Entries with figure data
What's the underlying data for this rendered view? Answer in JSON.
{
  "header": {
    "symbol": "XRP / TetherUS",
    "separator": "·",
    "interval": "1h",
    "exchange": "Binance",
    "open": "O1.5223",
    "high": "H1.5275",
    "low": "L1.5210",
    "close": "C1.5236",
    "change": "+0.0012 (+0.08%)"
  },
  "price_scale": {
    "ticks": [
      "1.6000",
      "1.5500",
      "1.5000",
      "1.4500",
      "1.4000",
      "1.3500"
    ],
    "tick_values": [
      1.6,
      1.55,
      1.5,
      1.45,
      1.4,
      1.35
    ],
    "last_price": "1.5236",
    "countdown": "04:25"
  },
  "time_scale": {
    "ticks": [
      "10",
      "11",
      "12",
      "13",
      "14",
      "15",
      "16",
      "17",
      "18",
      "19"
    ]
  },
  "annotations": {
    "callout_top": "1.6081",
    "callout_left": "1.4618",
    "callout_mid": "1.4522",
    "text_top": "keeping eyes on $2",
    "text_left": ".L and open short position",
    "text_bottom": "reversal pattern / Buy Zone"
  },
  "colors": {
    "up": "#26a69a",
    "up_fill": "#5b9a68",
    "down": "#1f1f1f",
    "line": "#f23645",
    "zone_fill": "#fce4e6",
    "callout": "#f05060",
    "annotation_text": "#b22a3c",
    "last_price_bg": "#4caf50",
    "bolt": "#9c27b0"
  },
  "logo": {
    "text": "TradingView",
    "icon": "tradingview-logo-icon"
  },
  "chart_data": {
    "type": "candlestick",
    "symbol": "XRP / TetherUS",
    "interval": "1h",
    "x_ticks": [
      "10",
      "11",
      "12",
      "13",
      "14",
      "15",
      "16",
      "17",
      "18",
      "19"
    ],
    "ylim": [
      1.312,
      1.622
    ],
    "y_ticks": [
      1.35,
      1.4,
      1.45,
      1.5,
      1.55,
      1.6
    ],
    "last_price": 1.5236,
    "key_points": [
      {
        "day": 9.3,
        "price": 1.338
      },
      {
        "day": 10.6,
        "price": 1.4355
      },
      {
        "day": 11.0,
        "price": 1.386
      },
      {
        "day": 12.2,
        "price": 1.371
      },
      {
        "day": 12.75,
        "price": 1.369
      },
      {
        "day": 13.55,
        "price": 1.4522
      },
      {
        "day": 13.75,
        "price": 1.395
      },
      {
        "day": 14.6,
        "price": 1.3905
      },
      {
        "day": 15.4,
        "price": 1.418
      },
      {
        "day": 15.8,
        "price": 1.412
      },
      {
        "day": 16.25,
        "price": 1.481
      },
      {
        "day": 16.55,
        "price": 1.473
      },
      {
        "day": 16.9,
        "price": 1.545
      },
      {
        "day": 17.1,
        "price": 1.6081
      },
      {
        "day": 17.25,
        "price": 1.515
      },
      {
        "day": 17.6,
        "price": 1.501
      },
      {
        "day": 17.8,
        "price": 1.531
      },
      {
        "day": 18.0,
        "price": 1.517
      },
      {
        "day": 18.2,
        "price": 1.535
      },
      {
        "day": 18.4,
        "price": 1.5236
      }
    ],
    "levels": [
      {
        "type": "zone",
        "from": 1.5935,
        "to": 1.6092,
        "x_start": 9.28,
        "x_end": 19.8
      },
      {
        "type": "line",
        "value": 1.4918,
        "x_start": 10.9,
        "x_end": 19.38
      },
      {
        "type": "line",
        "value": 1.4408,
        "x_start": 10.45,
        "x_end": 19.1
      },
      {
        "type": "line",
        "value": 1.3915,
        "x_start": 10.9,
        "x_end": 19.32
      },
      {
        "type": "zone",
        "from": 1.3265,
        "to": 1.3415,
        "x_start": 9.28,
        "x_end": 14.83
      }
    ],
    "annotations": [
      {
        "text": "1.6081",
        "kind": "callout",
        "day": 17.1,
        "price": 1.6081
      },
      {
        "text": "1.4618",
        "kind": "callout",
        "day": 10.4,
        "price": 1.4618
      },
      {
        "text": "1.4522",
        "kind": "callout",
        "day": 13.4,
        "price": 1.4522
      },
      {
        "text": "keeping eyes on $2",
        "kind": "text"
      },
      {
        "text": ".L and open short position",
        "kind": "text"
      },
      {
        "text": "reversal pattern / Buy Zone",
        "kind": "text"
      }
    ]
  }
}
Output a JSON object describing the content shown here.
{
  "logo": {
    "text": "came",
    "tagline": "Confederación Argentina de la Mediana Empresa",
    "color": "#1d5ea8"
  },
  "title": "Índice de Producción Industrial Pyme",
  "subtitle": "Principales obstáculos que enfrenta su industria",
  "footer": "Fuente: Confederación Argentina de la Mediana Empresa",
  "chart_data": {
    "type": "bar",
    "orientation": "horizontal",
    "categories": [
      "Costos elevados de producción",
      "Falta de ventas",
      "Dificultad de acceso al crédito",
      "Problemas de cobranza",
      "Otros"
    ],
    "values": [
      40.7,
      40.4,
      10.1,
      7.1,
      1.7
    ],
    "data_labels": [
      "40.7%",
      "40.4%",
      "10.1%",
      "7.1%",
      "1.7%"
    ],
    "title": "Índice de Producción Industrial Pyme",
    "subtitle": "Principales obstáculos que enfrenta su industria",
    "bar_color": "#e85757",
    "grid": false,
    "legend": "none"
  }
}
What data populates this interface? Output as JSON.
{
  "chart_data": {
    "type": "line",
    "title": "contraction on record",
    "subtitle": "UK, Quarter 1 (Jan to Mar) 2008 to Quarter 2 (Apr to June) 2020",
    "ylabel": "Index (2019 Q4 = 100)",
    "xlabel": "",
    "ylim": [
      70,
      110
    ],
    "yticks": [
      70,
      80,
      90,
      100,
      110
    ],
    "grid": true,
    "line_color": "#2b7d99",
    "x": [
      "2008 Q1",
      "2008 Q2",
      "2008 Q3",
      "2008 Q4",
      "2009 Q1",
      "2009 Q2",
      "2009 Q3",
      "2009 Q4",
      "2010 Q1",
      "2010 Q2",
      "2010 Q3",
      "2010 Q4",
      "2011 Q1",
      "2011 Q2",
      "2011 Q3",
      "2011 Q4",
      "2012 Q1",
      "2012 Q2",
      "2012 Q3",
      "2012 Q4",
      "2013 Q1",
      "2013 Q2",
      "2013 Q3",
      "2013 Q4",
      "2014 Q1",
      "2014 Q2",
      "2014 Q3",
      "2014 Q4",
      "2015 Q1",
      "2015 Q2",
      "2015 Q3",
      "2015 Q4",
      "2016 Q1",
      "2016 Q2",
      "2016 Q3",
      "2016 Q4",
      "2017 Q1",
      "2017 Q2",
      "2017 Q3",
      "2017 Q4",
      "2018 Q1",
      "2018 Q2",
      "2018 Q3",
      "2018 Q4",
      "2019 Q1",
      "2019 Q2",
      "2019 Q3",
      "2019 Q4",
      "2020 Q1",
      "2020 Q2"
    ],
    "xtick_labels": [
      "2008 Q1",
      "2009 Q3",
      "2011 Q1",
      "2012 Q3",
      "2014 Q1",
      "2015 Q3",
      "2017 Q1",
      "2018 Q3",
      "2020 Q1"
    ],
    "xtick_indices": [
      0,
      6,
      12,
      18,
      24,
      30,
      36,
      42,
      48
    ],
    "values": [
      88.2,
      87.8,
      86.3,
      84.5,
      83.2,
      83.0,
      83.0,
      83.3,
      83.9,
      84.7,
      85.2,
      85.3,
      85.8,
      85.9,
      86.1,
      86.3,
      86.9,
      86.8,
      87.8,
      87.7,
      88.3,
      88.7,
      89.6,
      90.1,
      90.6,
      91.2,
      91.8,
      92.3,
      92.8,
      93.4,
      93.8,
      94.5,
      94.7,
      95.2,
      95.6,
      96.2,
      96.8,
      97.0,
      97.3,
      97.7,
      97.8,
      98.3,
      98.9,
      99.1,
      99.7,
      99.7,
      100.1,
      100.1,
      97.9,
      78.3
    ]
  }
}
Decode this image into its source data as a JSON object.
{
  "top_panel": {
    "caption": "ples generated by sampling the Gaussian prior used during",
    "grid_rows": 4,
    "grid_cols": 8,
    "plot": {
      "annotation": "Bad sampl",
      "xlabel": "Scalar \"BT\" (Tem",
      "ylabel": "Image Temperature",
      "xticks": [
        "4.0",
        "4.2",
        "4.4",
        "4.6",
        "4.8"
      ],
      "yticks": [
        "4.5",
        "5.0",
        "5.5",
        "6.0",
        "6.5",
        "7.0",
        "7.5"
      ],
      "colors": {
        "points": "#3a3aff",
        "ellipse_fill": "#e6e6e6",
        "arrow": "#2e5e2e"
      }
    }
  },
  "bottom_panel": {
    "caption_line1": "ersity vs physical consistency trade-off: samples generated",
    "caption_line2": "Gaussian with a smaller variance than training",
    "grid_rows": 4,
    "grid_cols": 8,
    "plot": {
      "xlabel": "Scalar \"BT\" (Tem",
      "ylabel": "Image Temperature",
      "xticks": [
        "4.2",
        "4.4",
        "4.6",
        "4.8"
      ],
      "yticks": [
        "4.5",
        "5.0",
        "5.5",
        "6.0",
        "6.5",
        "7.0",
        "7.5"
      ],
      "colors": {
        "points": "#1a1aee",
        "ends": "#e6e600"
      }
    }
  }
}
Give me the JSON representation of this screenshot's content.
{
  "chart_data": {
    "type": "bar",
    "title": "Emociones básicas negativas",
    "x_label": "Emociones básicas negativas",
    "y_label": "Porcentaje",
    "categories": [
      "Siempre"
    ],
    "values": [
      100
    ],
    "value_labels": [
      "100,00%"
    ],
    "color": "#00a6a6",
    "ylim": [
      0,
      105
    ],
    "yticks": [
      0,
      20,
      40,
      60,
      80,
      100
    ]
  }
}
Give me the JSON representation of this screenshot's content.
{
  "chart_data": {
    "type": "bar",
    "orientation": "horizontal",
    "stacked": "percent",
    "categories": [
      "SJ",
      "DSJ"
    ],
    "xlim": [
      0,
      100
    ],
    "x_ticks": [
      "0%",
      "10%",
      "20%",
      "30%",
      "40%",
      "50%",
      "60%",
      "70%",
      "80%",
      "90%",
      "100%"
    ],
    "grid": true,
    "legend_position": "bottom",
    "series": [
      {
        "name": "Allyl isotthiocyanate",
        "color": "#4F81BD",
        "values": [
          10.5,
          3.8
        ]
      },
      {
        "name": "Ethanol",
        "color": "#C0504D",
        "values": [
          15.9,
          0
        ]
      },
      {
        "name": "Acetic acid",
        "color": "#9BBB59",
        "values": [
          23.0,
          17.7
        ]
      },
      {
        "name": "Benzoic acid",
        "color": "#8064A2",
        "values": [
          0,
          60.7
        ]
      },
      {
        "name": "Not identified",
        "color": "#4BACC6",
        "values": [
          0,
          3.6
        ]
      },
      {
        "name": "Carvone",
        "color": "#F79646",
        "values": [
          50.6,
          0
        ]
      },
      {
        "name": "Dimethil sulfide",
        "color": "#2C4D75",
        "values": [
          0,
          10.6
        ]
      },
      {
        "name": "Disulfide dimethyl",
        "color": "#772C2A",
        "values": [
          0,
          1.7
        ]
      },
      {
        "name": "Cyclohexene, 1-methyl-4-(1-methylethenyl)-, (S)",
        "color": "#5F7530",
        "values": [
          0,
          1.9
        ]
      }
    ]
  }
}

__The problem__.
Which lines hold the string "JSON"? List them all.

__The solution__.
What's the underlying data for this rendered view? Answer in JSON.
Output a JSON object describing the content shown here.
What data populates this interface? Output as JSON.
Decode this image into its source data as a JSON object.
Give me the JSON representation of this screenshot's content.
Give me the JSON representation of this screenshot's content.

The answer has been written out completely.